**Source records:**
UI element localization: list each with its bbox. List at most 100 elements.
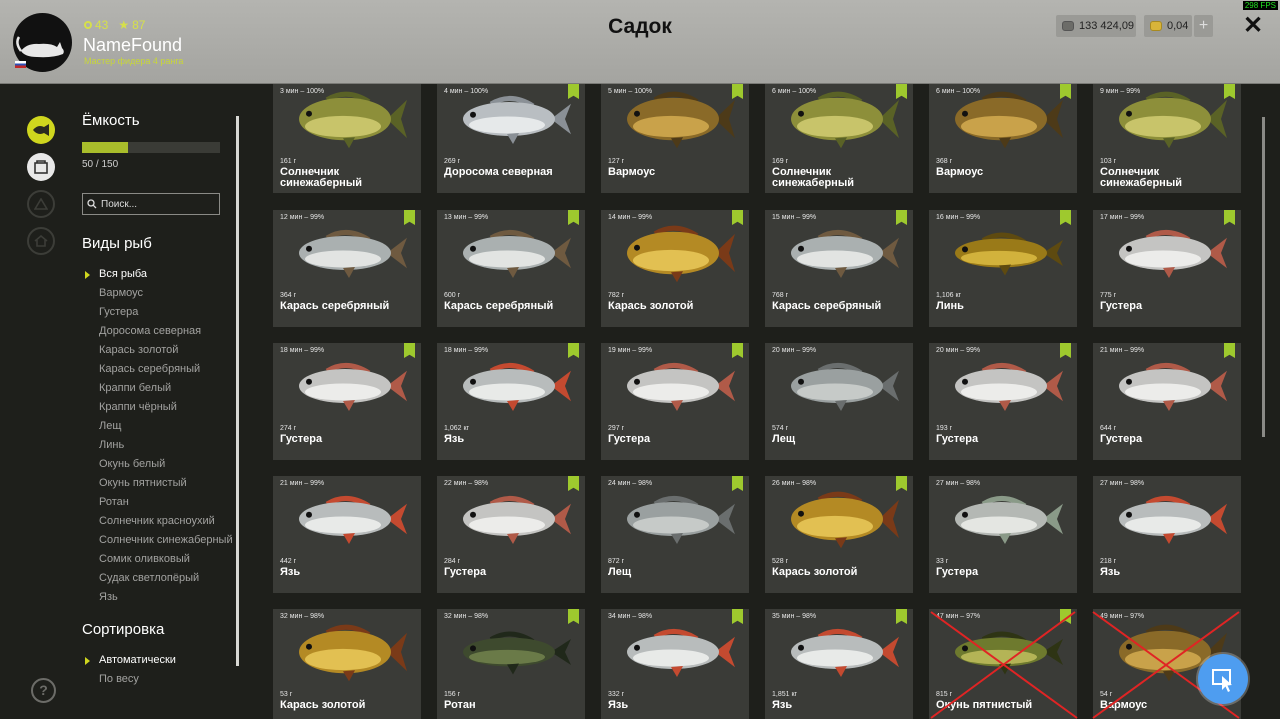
- fish-weight: 156 г: [444, 691, 461, 698]
- fish-name: Карась серебряный: [280, 300, 390, 312]
- fish-name: Линь: [936, 300, 964, 312]
- fish-name: Солнечник синежаберный: [772, 166, 854, 189]
- fish-card[interactable]: 5 мин – 100% 127 г Вармоус: [601, 84, 749, 193]
- fish-image: [611, 617, 739, 687]
- fish-weight: 218 г: [1100, 558, 1117, 565]
- fish-image: [283, 617, 411, 687]
- cursor-icon: [1212, 669, 1232, 692]
- fish-name: Карась золотой: [772, 566, 858, 578]
- fish-image: [775, 351, 903, 421]
- fish-name: Вармоус: [608, 166, 656, 178]
- fish-weight: 332 г: [608, 691, 625, 698]
- fish-weight: 768 г: [772, 292, 789, 299]
- gold-coin-icon: [1150, 21, 1162, 31]
- fish-card[interactable]: 3 мин – 100% 161 г Солнечник синежаберный: [273, 84, 421, 193]
- star-icon: ★: [118, 18, 130, 32]
- fish-weight: 33 г: [936, 558, 949, 565]
- fps-counter: 298 FPS: [1242, 1, 1278, 10]
- fish-card[interactable]: 32 мин – 98% 156 г Ротан: [437, 609, 585, 719]
- fish-weight: 269 г: [444, 158, 461, 165]
- fish-name: Язь: [772, 699, 793, 711]
- fish-card[interactable]: 9 мин – 99% 103 г Солнечник синежаберный: [1093, 84, 1241, 193]
- fish-name: Солнечник синежаберный: [1100, 166, 1182, 189]
- fish-card[interactable]: 21 мин – 99% 442 г Язь: [273, 476, 421, 593]
- fish-card[interactable]: 19 мин – 99% 297 г Густера: [601, 343, 749, 460]
- fish-weight: 161 г: [280, 158, 297, 165]
- pointer-mode-button[interactable]: [1198, 654, 1248, 704]
- fish-card[interactable]: 27 мин – 98% 33 г Густера: [929, 476, 1077, 593]
- fish-weight: 127 г: [608, 158, 625, 165]
- fish-image: [939, 218, 1067, 288]
- fish-image: [283, 218, 411, 288]
- fish-weight: 1,062 кг: [444, 425, 470, 432]
- fish-image: [775, 617, 903, 687]
- fish-name: Ротан: [444, 699, 476, 711]
- fish-card[interactable]: 24 мин – 98% 872 г Лещ: [601, 476, 749, 593]
- fish-name: Язь: [608, 699, 629, 711]
- fish-card[interactable]: 15 мин – 99% 768 г Карась серебряный: [765, 210, 913, 327]
- silver-balance: 133 424,09: [1056, 15, 1136, 37]
- fish-name: Густера: [608, 433, 651, 445]
- silver-value: 133 424,09: [1079, 20, 1135, 32]
- fish-image: [775, 218, 903, 288]
- stars-value: 87: [132, 18, 146, 32]
- fish-image: [611, 484, 739, 554]
- player-rank: Мастер фидера 4 ранга: [84, 56, 184, 66]
- fish-name: Доросома северная: [444, 166, 553, 178]
- fish-weight: 1,851 кг: [772, 691, 798, 698]
- player-stats: 43 ★ 87: [84, 18, 145, 32]
- fish-name: Лещ: [608, 566, 632, 578]
- fish-card[interactable]: 6 мин – 100% 169 г Солнечник синежаберный: [765, 84, 913, 193]
- fish-weight: 103 г: [1100, 158, 1117, 165]
- fish-name: Язь: [444, 433, 465, 445]
- fish-card[interactable]: 20 мин – 99% 574 г Лещ: [765, 343, 913, 460]
- fish-image: [939, 484, 1067, 554]
- fish-image: [447, 218, 575, 288]
- fish-card[interactable]: 13 мин – 99% 600 г Карась серебряный: [437, 210, 585, 327]
- fish-image: [283, 351, 411, 421]
- fish-card[interactable]: 27 мин – 98% 218 г Язь: [1093, 476, 1241, 593]
- fish-weight: 1,106 кг: [936, 292, 962, 299]
- fish-name: Вармоус: [936, 166, 984, 178]
- fish-name: Язь: [1100, 566, 1121, 578]
- fish-name: Карась серебряный: [444, 300, 554, 312]
- fish-card[interactable]: 26 мин – 98% 528 г Карась золотой: [765, 476, 913, 593]
- username: NameFound: [83, 35, 183, 55]
- fish-image: [447, 351, 575, 421]
- fish-name: Густера: [936, 566, 979, 578]
- fish-image: [939, 84, 1067, 154]
- fish-card[interactable]: 21 мин – 99% 644 г Густера: [1093, 343, 1241, 460]
- fish-name: Карась золотой: [608, 300, 694, 312]
- fish-name: Карась серебряный: [772, 300, 882, 312]
- silver-coin-icon: [1062, 21, 1074, 31]
- fish-image: [1103, 218, 1231, 288]
- fish-card[interactable]: 18 мин – 99% 1,062 кг Язь: [437, 343, 585, 460]
- close-button[interactable]: ✕: [1240, 13, 1266, 39]
- fish-card[interactable]: 16 мин – 99% 1,106 кг Линь: [929, 210, 1077, 327]
- fish-weight: 442 г: [280, 558, 297, 565]
- level-value: 43: [95, 18, 109, 32]
- fish-card[interactable]: 34 мин – 98% 332 г Язь: [601, 609, 749, 719]
- gold-balance: 0,04: [1144, 15, 1192, 37]
- fish-name: Густера: [444, 566, 487, 578]
- fish-card[interactable]: 20 мин – 99% 193 г Густера: [929, 343, 1077, 460]
- fish-image: [611, 351, 739, 421]
- fish-card[interactable]: 12 мин – 99% 364 г Карась серебряный: [273, 210, 421, 327]
- fish-name: Солнечник синежаберный: [280, 166, 362, 189]
- fish-card[interactable]: 17 мин – 99% 775 г Густера: [1093, 210, 1241, 327]
- grid-scrollbar[interactable]: [1262, 117, 1265, 437]
- add-gold-button[interactable]: +: [1194, 15, 1213, 37]
- fish-weight: 274 г: [280, 425, 297, 432]
- fish-image: [447, 84, 575, 154]
- fish-weight: 193 г: [936, 425, 953, 432]
- fish-card[interactable]: 35 мин – 98% 1,851 кг Язь: [765, 609, 913, 719]
- fish-card[interactable]: 32 мин – 98% 53 г Карась золотой: [273, 609, 421, 719]
- fish-name: Густера: [936, 433, 979, 445]
- fish-card[interactable]: 22 мин – 98% 284 г Густера: [437, 476, 585, 593]
- fish-card[interactable]: 6 мин – 100% 368 г Вармоус: [929, 84, 1077, 193]
- fish-image: [611, 84, 739, 154]
- fish-card[interactable]: 14 мин – 99% 782 г Карась золотой: [601, 210, 749, 327]
- fish-card[interactable]: 18 мин – 99% 274 г Густера: [273, 343, 421, 460]
- fish-card[interactable]: 4 мин – 100% 269 г Доросома северная: [437, 84, 585, 193]
- fish-image: [775, 484, 903, 554]
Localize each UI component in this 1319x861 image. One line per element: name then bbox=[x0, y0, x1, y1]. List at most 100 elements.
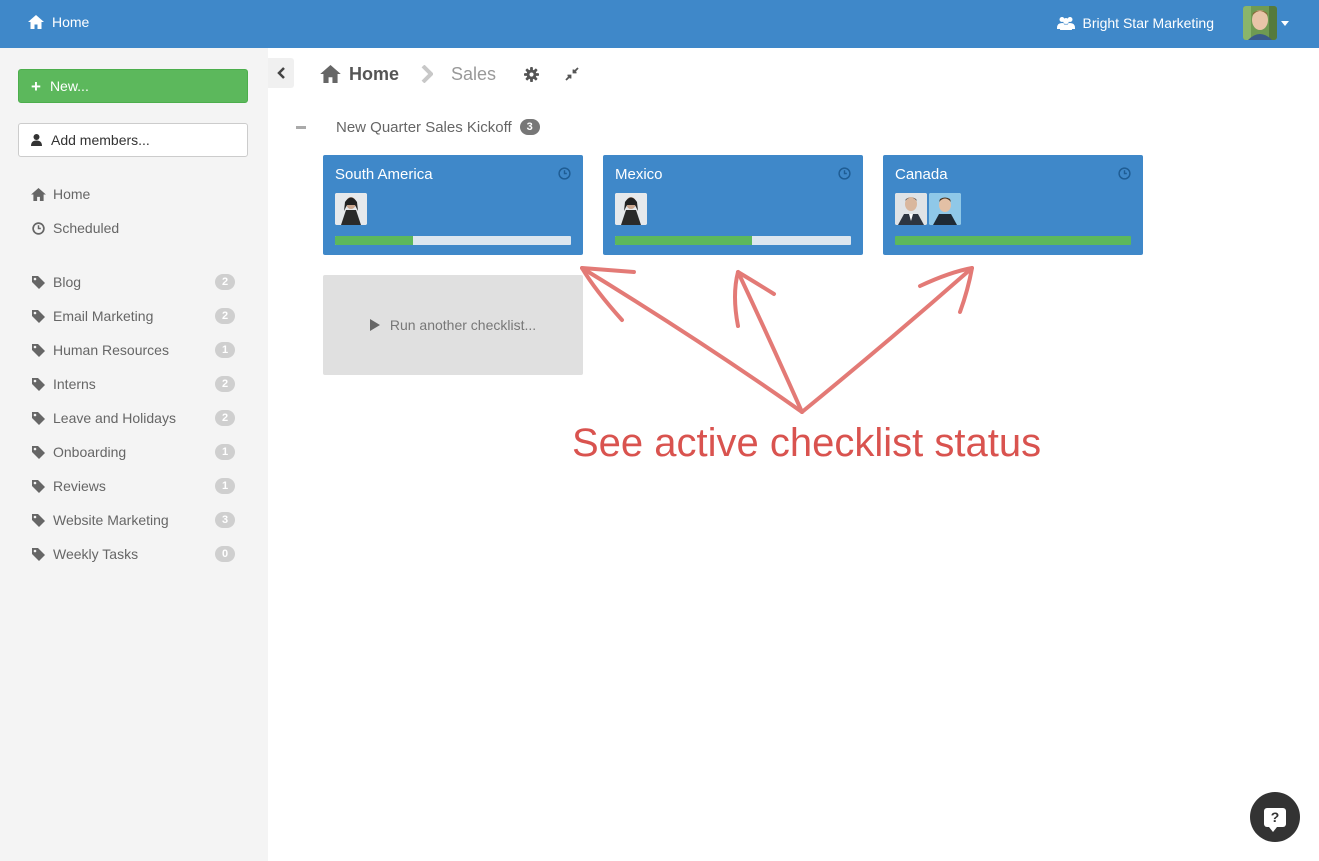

**REQUIREMENTS:**
Express every one of the lines above as a JSON list of strings, with one string per line and no strings for blank lines. Leave the pictures out of the list.

**RESULT OF THE TASK:**
[
  "UI element localization: list each with its bbox. List at most 100 elements.",
  "- fish-weight: 156 г: [444, 691, 461, 698]",
  "- fish-name: Карась серебряный: [280, 300, 390, 312]",
  "- fish-name: Линь: [936, 300, 964, 312]",
  "- fish-name: Солнечник синежаберный: [772, 166, 854, 189]",
  "- fish-card[interactable]: 5 мин – 100% 127 г Вармоус: [601, 84, 749, 193]",
  "- fish-image: [611, 617, 739, 687]",
  "- fish-weight: 218 г: [1100, 558, 1117, 565]",
  "- fish-image: [283, 617, 411, 687]",
  "- cursor-icon: [1212, 669, 1232, 692]",
  "- fish-name: Карась золотой: [772, 566, 858, 578]",
  "- fish-image: [775, 351, 903, 421]",
  "- fish-name: Вармоус: [608, 166, 656, 178]",
  "- fish-weight: 332 г: [608, 691, 625, 698]",
  "- fish-weight: 768 г: [772, 292, 789, 299]",
  "- gold-coin-icon: [1150, 21, 1162, 31]",
  "- fish-card[interactable]: 3 мин – 100% 161 г Солнечник синежаберный: [273, 84, 421, 193]",
  "- star-icon: ★: [118, 18, 130, 32]",
  "- fish-weight: 33 г: [936, 558, 949, 565]",
  "- fps-counter: 298 FPS: [1242, 1, 1278, 10]",
  "- fish-card[interactable]: 32 мин – 98% 156 г Ротан: [437, 609, 585, 719]",
  "- fish-weight: 269 г: [444, 158, 461, 165]",
  "- fish-name: Язь: [772, 699, 793, 711]",
  "- fish-card[interactable]: 9 мин – 99% 103 г Солнечник синежаберный: [1093, 84, 1241, 193]",
  "- fish-name: Солнечник синежаберный: [1100, 166, 1182, 189]",
  "- fish-card[interactable]: 21 мин – 99% 442 г Язь: [273, 476, 421, 593]",
  "- fish-card[interactable]: 19 мин – 99% 297 г Густера: [601, 343, 749, 460]",
  "- fish-weight: 161 г: [280, 158, 297, 165]",
  "- pointer-mode-button[interactable]: [1198, 654, 1248, 704]",
  "- fish-card[interactable]: 27 мин – 98% 33 г Густера: [929, 476, 1077, 593]",
  "- fish-weight: 127 г: [608, 158, 625, 165]",
  "- fish-image: [939, 218, 1067, 288]",
  "- fish-image: [283, 218, 411, 288]",
  "- fish-weight: 1,062 кг: [444, 425, 470, 432]",
  "- fish-image: [775, 617, 903, 687]",
  "- fish-name: Ротан: [444, 699, 476, 711]",
  "- fish-card[interactable]: 24 мин – 98% 872 г Лещ: [601, 476, 749, 593]",
  "- fish-name: Язь: [608, 699, 629, 711]",
  "- fish-card[interactable]: 15 мин – 99% 768 г Карась серебряный: [765, 210, 913, 327]",
  "- silver-balance: 133 424,09: [1056, 15, 1136, 37]",
  "- fish-name: Густера: [608, 433, 651, 445]",
  "- silver-value: 133 424,09: [1079, 20, 1135, 32]",
  "- fish-image: [775, 218, 903, 288]",
  "- stars-value: 87: [132, 18, 146, 32]",
  "- fish-image: [611, 484, 739, 554]",
  "- player-rank: Мастер фидера 4 ранга: [84, 56, 184, 66]",
  "- fish-name: Доросома северная: [444, 166, 553, 178]",
  "- fish-weight: 1,851 кг: [772, 691, 798, 698]",
  "- player-stats: 43 ★ 87: [84, 18, 145, 32]",
  "- fish-name: Лещ: [608, 566, 632, 578]",
  "- fish-card[interactable]: 6 мин – 100% 169 г Солнечник синежаберный: [765, 84, 913, 193]",
  "- fish-weight: 103 г: [1100, 158, 1117, 165]",
  "- fish-name: Язь: [444, 433, 465, 445]",
  "- fish-card[interactable]: 20 мин – 99% 574 г Лещ: [765, 343, 913, 460]",
  "- fish-image: [939, 484, 1067, 554]",
  "- fish-image: [447, 218, 575, 288]",
  "- fish-card[interactable]: 13 мин – 99% 600 г Карась серебряный: [437, 210, 585, 327]",
  "- fish-image: [283, 351, 411, 421]",
  "- fish-card[interactable]: 27 мин – 98% 218 г Язь: [1093, 476, 1241, 593]",
  "- fish-weight: 1,106 кг: [936, 292, 962, 299]",
  "- fish-name: Вармоус: [936, 166, 984, 178]",
  "- fish-name: Язь: [1100, 566, 1121, 578]",
  "- fish-name: Карась серебряный: [444, 300, 554, 312]",
  "- fish-card[interactable]: 26 мин – 98% 528 г Карась золотой: [765, 476, 913, 593]",
  "- username: NameFound: [83, 35, 183, 55]",
  "- fish-image: [447, 351, 575, 421]",
  "- fish-name: Густера: [936, 566, 979, 578]",
  "- fish-image: [939, 84, 1067, 154]",
  "- fish-card[interactable]: 21 мин – 99% 644 г Густера: [1093, 343, 1241, 460]",
  "- fish-name: Карась золотой: [608, 300, 694, 312]",
  "- fish-name: Карась серебряный: [772, 300, 882, 312]",
  "- silver-coin-icon: [1062, 21, 1074, 31]",
  "- fish-image: [1103, 218, 1231, 288]",
  "- fish-card[interactable]: 18 мин – 99% 1,062 кг Язь: [437, 343, 585, 460]",
  "- close-button[interactable]: ✕: [1240, 13, 1266, 39]",
  "- fish-card[interactable]: 16 мин – 99% 1,106 кг Линь: [929, 210, 1077, 327]",
  "- fish-weight: 442 г: [280, 558, 297, 565]",
  "- level-value: 43: [95, 18, 109, 32]",
  "- fish-card[interactable]: 34 мин – 98% 332 г Язь: [601, 609, 749, 719]",
  "- gold-balance: 0,04: [1144, 15, 1192, 37]",
  "- fish-name: Густера: [444, 566, 487, 578]",
  "- fish-card[interactable]: 20 мин – 99% 193 г Густера: [929, 343, 1077, 460]",
  "- fish-image: [611, 351, 739, 421]",
  "- fish-card[interactable]: 12 мин – 99% 364 г Карась серебряный: [273, 210, 421, 327]",
  "- fish-name: Солнечник синежаберный: [280, 166, 362, 189]",
  "- fish-card[interactable]: 17 мин – 99% 775 г Густера: [1093, 210, 1241, 327]",
  "- grid-scrollbar[interactable]: [1262, 117, 1265, 437]",
  "- add-gold-button[interactable]: +: [1194, 15, 1213, 37]",
  "- fish-weight: 274 г: [280, 425, 297, 432]",
  "- fish-image: [447, 84, 575, 154]",
  "- fish-weight: 193 г: [936, 425, 953, 432]",
  "- fish-card[interactable]: 35 мин – 98% 1,851 кг Язь: [765, 609, 913, 719]",
  "- fish-card[interactable]: 32 мин – 98% 53 г Карась золотой: [273, 609, 421, 719]",
  "- fish-name: Густера: [936, 433, 979, 445]",
  "- fish-card[interactable]: 22 мин – 98% 284 г Густера: [437, 476, 585, 593]",
  "- fish-card[interactable]: 6 мин – 100% 368 г Вармоус: [929, 84, 1077, 193]",
  "- fish-image: [611, 84, 739, 154]",
  "- fish-card[interactable]: 14 мин – 99% 782 г Карась золотой: [601, 210, 749, 327]",
  "- fish-card[interactable]: 18 мин – 99% 274 г Густера: [273, 343, 421, 460]",
  "- fish-card[interactable]: 4 мин – 100% 269 г Доросома северная: [437, 84, 585, 193]",
  "- fish-image: [775, 484, 903, 554]",
  "Localize each UI component in this 1319x861 image. One line per element: name then bbox=[x0, y0, x1, y1]. List at most 100 elements."
]